= Passage given =
She currently serves on the board of Hanover Charities, sits on the council of Oceana, serves on the advisory board of the White Heron Theatre Company, and is the Vice Chairman on the board of Round Hill Hotel and Villas Jamaica.

Career

Designer

Early in her career, Noel was known to draw the inspiration for her shoes from her architectural background, and has said, “I view my shoes as sensual art objects. I create them to be both an individual sculpture and a natural, elegant extension of a woman’s leg.” Her shoes have been considered works of art and were included in exhibits at the Metropolitan Museum of Art in New York City and the Rheinnisches Landesmuseum in Bonn, Germany. Her designs are also in the permanent collection at the Museum of Fine Arts in Boston, MA.

Noel is the sole designer for her label. She regularly travels to Italy, India and Kashmir. to work with various artisans. The shoes she produces use products only from Italian tanneries. These tanneries create exotic skins and furs such as sable, python, and alligator. She also supports the organic and free trade industries, using eco-friendly materials. Her collections are all handcrafted in Milan, Italy, with each style produced in limited editions.

In 1988, she designed a pair of satin pumps encrusted with 177.85 carats of rubies, which she sold in her store for $15,000. The Vanessa Noel label also encompasses bridal shoes, men's footwear, cashmere shawls, and other accessories.

In 2004, Noel debuted the stretch alligator boots that became her signature. The boots appeared on Kim Cattrall in the Sex and the City movie in 2008.

In 2015, Vanessa Noel launched her first handbag collection and her first fragrance named Stiletto in the form of a scented candle.

Vanessa Noel's shoes have appeared in Sex And The City the movie, Oprah, the Martha Stewart show, NBC News, music videos for Mary J. Blige and Janet Jackson, and many fashion magazines. Her footwear products have also been used in the runway shows of Nicole Miller, Rebecca Moses, Chadwick Bell, Keith Lissner, Ralph Lauren and Ralph Rucci's shows in both Paris and New York.

Noel has developed a loyal following of socialites, celebrities, and style makers since her launch in 1987, such as Princess Michael of Kent who most recently wore Vanessa Noel pumps to the royal wedding of Prince William and Kate Middleton in the spring of 2011,

Business
In October 1987, Noel simultaneously launched her fashion label and her first boutique on East 66th Street and Madison Avenue, across the street from Imelda Marcos'’ old townhouse. Her label was an immediate success and in 1990 she was asked to join the Council of Fashion Designers of America (CFDA) with recommendation letters written by Carolina Herrera, Carolyn Roehm and the CFDA director at the time Fern Mallis.

= Given request 1 =
Using the passage on Vanessa Noel, answer these:
(a) In what year did Noel debut her stretch alligator boots?
(b) In what city are her collections handcrafted?
(c) At what location did she open her first boutique?

= Records to process =
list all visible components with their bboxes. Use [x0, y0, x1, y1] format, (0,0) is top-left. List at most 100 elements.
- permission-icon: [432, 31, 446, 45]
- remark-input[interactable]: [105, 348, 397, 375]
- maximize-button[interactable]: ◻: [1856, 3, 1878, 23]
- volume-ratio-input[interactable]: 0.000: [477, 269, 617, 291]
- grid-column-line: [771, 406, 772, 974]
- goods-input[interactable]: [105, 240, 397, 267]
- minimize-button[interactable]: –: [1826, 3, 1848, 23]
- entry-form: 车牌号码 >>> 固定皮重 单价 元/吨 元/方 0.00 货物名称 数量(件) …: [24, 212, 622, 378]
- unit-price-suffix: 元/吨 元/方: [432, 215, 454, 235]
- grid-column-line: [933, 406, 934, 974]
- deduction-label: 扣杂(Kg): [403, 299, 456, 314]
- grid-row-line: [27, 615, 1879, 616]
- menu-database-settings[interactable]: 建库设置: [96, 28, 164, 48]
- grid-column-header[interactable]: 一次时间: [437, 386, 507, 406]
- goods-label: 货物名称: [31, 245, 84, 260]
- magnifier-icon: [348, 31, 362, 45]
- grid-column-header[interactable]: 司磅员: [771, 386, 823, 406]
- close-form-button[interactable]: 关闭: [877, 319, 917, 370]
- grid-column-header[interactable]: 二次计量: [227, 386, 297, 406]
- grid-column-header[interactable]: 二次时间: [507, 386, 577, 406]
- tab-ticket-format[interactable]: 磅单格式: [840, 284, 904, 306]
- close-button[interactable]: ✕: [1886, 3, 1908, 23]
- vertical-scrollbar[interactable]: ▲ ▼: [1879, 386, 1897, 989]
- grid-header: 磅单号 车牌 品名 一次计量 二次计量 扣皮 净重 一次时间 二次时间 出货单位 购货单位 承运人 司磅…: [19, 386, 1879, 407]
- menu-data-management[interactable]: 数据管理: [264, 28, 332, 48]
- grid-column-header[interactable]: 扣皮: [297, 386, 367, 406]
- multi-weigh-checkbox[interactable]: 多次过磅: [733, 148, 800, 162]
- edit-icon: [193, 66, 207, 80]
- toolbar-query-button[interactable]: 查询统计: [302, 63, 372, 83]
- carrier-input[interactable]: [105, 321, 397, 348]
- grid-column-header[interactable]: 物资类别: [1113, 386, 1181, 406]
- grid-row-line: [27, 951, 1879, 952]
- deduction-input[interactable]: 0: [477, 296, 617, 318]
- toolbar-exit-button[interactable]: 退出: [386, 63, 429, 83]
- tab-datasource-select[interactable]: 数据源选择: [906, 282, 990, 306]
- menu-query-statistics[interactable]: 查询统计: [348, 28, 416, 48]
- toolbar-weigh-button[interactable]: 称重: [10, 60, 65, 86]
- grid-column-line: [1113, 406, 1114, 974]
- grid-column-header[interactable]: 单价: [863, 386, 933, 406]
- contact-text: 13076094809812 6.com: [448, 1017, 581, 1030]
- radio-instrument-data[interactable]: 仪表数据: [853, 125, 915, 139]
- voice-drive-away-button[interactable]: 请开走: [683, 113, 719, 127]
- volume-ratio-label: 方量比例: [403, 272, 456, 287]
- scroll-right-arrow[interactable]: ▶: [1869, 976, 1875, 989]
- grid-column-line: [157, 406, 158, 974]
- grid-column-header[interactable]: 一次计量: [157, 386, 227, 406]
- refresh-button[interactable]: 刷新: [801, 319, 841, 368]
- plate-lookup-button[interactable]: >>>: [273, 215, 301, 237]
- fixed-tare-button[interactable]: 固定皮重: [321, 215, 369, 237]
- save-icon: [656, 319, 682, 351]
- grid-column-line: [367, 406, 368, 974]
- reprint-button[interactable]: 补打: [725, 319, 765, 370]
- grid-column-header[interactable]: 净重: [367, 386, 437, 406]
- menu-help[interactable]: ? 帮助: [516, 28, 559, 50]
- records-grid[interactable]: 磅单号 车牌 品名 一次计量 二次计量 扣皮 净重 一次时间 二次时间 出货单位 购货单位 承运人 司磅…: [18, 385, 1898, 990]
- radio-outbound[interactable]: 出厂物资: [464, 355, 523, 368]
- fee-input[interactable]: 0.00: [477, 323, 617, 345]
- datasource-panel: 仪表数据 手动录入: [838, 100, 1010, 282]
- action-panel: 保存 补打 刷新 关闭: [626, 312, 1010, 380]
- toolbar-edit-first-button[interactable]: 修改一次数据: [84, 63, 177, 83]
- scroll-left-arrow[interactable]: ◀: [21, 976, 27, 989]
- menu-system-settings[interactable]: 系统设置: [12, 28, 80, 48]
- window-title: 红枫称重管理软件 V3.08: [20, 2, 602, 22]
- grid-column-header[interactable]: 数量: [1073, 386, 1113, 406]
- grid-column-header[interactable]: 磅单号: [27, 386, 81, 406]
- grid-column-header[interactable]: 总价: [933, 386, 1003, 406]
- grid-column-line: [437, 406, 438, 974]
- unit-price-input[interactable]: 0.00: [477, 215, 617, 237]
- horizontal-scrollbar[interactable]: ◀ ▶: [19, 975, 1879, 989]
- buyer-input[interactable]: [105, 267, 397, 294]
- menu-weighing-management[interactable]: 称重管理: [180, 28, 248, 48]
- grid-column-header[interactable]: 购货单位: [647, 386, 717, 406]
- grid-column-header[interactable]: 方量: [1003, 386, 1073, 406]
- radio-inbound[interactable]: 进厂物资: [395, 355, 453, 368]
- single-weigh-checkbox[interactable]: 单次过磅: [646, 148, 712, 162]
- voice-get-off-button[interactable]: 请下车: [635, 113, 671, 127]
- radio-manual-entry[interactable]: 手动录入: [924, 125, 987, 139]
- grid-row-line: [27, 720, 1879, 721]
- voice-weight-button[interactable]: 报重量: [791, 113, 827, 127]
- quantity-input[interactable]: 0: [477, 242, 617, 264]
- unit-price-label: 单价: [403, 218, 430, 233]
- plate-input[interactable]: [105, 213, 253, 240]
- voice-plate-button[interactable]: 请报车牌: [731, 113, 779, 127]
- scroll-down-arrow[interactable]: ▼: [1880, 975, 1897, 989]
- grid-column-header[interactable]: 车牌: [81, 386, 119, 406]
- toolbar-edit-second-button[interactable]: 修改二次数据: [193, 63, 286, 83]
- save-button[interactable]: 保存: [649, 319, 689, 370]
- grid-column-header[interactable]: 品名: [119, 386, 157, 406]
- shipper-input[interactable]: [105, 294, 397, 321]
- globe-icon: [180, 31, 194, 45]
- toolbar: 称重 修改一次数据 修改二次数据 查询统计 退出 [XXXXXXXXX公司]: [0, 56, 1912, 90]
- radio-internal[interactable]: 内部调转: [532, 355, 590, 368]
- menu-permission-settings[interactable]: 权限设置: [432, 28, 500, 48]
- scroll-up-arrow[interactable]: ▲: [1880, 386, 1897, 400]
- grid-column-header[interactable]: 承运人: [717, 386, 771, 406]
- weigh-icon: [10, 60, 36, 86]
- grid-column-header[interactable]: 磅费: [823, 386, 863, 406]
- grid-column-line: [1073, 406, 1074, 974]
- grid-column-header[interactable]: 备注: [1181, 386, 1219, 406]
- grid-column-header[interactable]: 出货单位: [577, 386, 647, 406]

= Given request 2 =
Reproduce the records from their first line through the line containing "- maximize-button[interactable]: ◻: [1856, 3, 1878, 23]", inclusive, switching "bboxes" to "bounding boxes" and leaving everything else unchanged.

= Exercise solution 1 =
(a) 2004
(b) Milan, Italy
(c) East 66th Street and Madison Avenue

= Exercise solution 2 =
list all visible components with their bounding boxes. Use [x0, y0, x1, y1] format, (0,0) is top-left. List at most 100 elements.
- permission-icon: [432, 31, 446, 45]
- remark-input[interactable]: [105, 348, 397, 375]
- maximize-button[interactable]: ◻: [1856, 3, 1878, 23]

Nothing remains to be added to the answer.